-- WORK TO COMPLETE --
Output the full listing below exactly as it reads, and skip anything that is a picture.

-- LISTED ENTRIES --
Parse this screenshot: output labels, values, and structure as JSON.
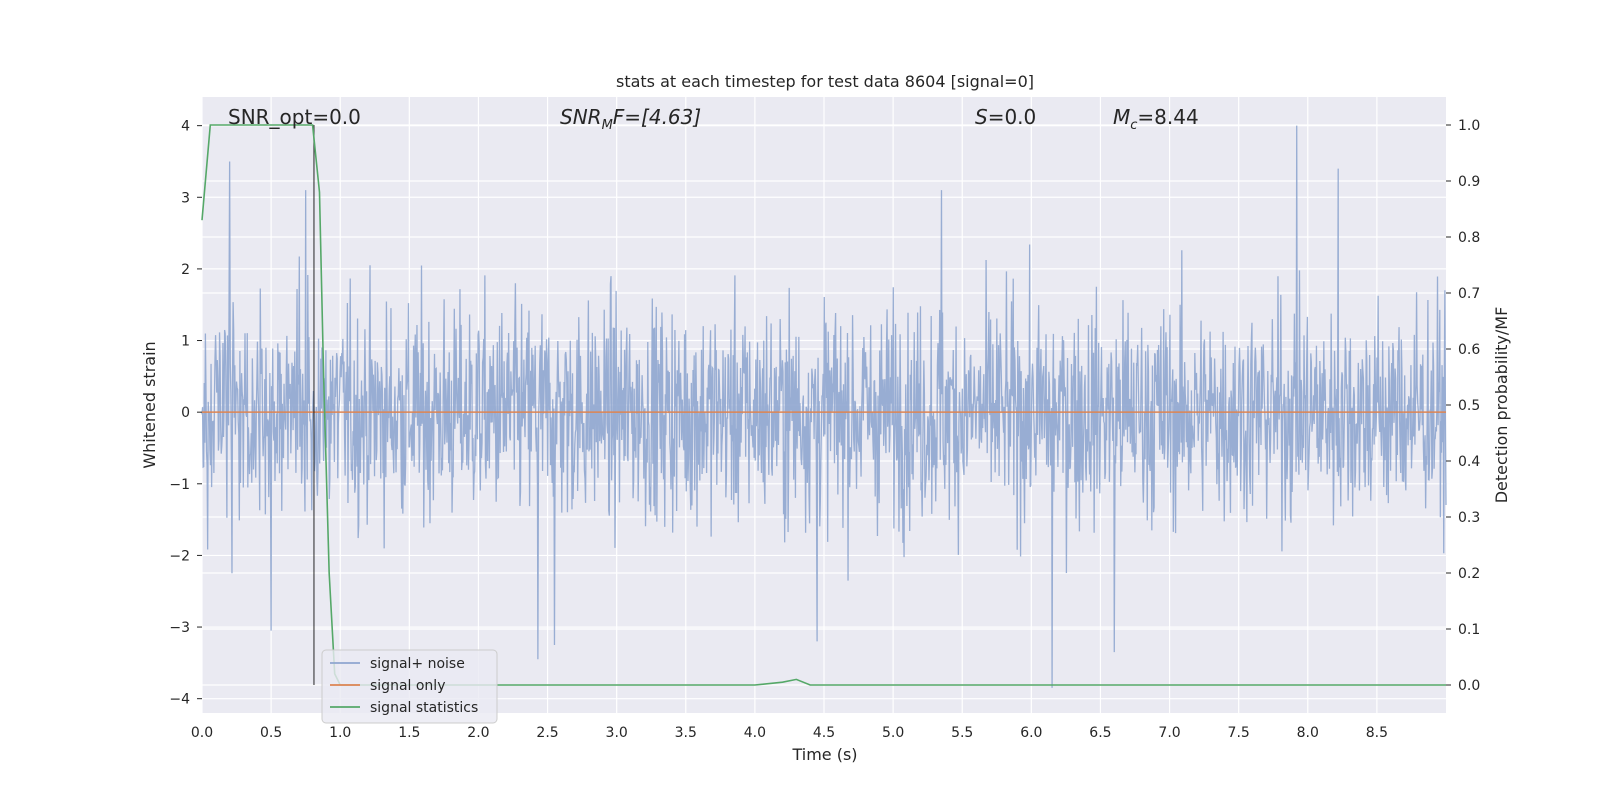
{
  "chart_data": {
    "type": "line",
    "title": "stats at each timestep for test data 8604 [signal=0]",
    "xlabel": "Time (s)",
    "ylabel": "Whitened strain",
    "y2label": "Detection probability/MF",
    "xlim": [
      0.0,
      9.0
    ],
    "ylim": [
      -4.2,
      4.4
    ],
    "y2lim": [
      -0.05,
      1.05
    ],
    "xticks": [
      "0.0",
      "0.5",
      "1.0",
      "1.5",
      "2.0",
      "2.5",
      "3.0",
      "3.5",
      "4.0",
      "4.5",
      "5.0",
      "5.5",
      "6.0",
      "6.5",
      "7.0",
      "7.5",
      "8.0",
      "8.5"
    ],
    "yticks": [
      "4",
      "3",
      "2",
      "1",
      "0",
      "−1",
      "−2",
      "−3",
      "−4"
    ],
    "y2ticks": [
      "1.0",
      "0.9",
      "0.8",
      "0.7",
      "0.6",
      "0.5",
      "0.4",
      "0.3",
      "0.2",
      "0.1",
      "0.0"
    ],
    "grid": true,
    "legend_position": "lower-left",
    "annotations": {
      "snr_opt": "SNR_opt=0.0",
      "snr_mf_base": "SNR",
      "snr_mf_sub": "M",
      "snr_mf_rest": "F=[4.63]",
      "s_var": "S",
      "s_rest": "=0.0",
      "mc_var": "M",
      "mc_sub": "c",
      "mc_rest": "=8.44"
    },
    "series": [
      {
        "name": "signal+ noise",
        "color": "#8fa6cf",
        "axis": "left",
        "approx_range": [
          -4.0,
          4.0
        ],
        "notable_peaks": [
          {
            "x": 0.2,
            "y": 3.5
          },
          {
            "x": 0.5,
            "y": -3.05
          },
          {
            "x": 0.75,
            "y": 3.1
          },
          {
            "x": 2.43,
            "y": -3.45
          },
          {
            "x": 2.55,
            "y": -3.25
          },
          {
            "x": 4.45,
            "y": -3.2
          },
          {
            "x": 5.35,
            "y": 3.1
          },
          {
            "x": 6.15,
            "y": -3.85
          },
          {
            "x": 6.6,
            "y": -3.35
          },
          {
            "x": 7.92,
            "y": 4.0
          },
          {
            "x": 8.22,
            "y": 3.4
          }
        ]
      },
      {
        "name": "signal only",
        "color": "#dd8452",
        "axis": "left",
        "x": [
          0.0,
          9.0
        ],
        "y": [
          0.0,
          0.0
        ]
      },
      {
        "name": "signal statistics",
        "color": "#55a868",
        "axis": "right",
        "x": [
          0.0,
          0.06,
          0.12,
          0.2,
          0.4,
          0.6,
          0.8,
          0.85,
          0.88,
          0.92,
          0.96,
          1.0,
          2.0,
          3.0,
          4.0,
          4.2,
          4.3,
          4.4,
          5.0,
          6.0,
          7.0,
          8.0,
          9.0
        ],
        "y": [
          0.83,
          1.0,
          1.0,
          1.0,
          1.0,
          1.0,
          1.0,
          0.88,
          0.55,
          0.2,
          0.02,
          0.0,
          0.0,
          0.0,
          0.0,
          0.005,
          0.01,
          0.0,
          0.0,
          0.0,
          0.0,
          0.0,
          0.0
        ]
      }
    ],
    "marker_line": {
      "x": 0.81,
      "color": "#000000"
    }
  }
}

-- RESPONSE TO THE EXERCISE --
Parse this screenshot: output labels, values, and structure as JSON.
{
  "chart_data": {
    "type": "line",
    "title": "stats at each timestep for test data 8604 [signal=0]",
    "xlabel": "Time (s)",
    "ylabel": "Whitened strain",
    "y2label": "Detection probability/MF",
    "xlim": [
      0.0,
      9.0
    ],
    "ylim": [
      -4.2,
      4.4
    ],
    "y2lim": [
      -0.05,
      1.05
    ],
    "xticks": [
      "0.0",
      "0.5",
      "1.0",
      "1.5",
      "2.0",
      "2.5",
      "3.0",
      "3.5",
      "4.0",
      "4.5",
      "5.0",
      "5.5",
      "6.0",
      "6.5",
      "7.0",
      "7.5",
      "8.0",
      "8.5"
    ],
    "yticks": [
      "4",
      "3",
      "2",
      "1",
      "0",
      "−1",
      "−2",
      "−3",
      "−4"
    ],
    "y2ticks": [
      "1.0",
      "0.9",
      "0.8",
      "0.7",
      "0.6",
      "0.5",
      "0.4",
      "0.3",
      "0.2",
      "0.1",
      "0.0"
    ],
    "grid": true,
    "legend_position": "lower-left",
    "annotations": {
      "snr_opt": "SNR_opt=0.0",
      "snr_mf_base": "SNR",
      "snr_mf_sub": "M",
      "snr_mf_rest": "F=[4.63]",
      "s_var": "S",
      "s_rest": "=0.0",
      "mc_var": "M",
      "mc_sub": "c",
      "mc_rest": "=8.44"
    },
    "series": [
      {
        "name": "signal+ noise",
        "color": "#8fa6cf",
        "axis": "left",
        "approx_range": [
          -4.0,
          4.0
        ],
        "notable_peaks": [
          {
            "x": 0.2,
            "y": 3.5
          },
          {
            "x": 0.5,
            "y": -3.05
          },
          {
            "x": 0.75,
            "y": 3.1
          },
          {
            "x": 2.43,
            "y": -3.45
          },
          {
            "x": 2.55,
            "y": -3.25
          },
          {
            "x": 4.45,
            "y": -3.2
          },
          {
            "x": 5.35,
            "y": 3.1
          },
          {
            "x": 6.15,
            "y": -3.85
          },
          {
            "x": 6.6,
            "y": -3.35
          },
          {
            "x": 7.92,
            "y": 4.0
          },
          {
            "x": 8.22,
            "y": 3.4
          }
        ]
      },
      {
        "name": "signal only",
        "color": "#dd8452",
        "axis": "left",
        "x": [
          0.0,
          9.0
        ],
        "y": [
          0.0,
          0.0
        ]
      },
      {
        "name": "signal statistics",
        "color": "#55a868",
        "axis": "right",
        "x": [
          0.0,
          0.06,
          0.12,
          0.2,
          0.4,
          0.6,
          0.8,
          0.85,
          0.88,
          0.92,
          0.96,
          1.0,
          2.0,
          3.0,
          4.0,
          4.2,
          4.3,
          4.4,
          5.0,
          6.0,
          7.0,
          8.0,
          9.0
        ],
        "y": [
          0.83,
          1.0,
          1.0,
          1.0,
          1.0,
          1.0,
          1.0,
          0.88,
          0.55,
          0.2,
          0.02,
          0.0,
          0.0,
          0.0,
          0.0,
          0.005,
          0.01,
          0.0,
          0.0,
          0.0,
          0.0,
          0.0,
          0.0
        ]
      }
    ],
    "marker_line": {
      "x": 0.81,
      "color": "#000000"
    }
  }
}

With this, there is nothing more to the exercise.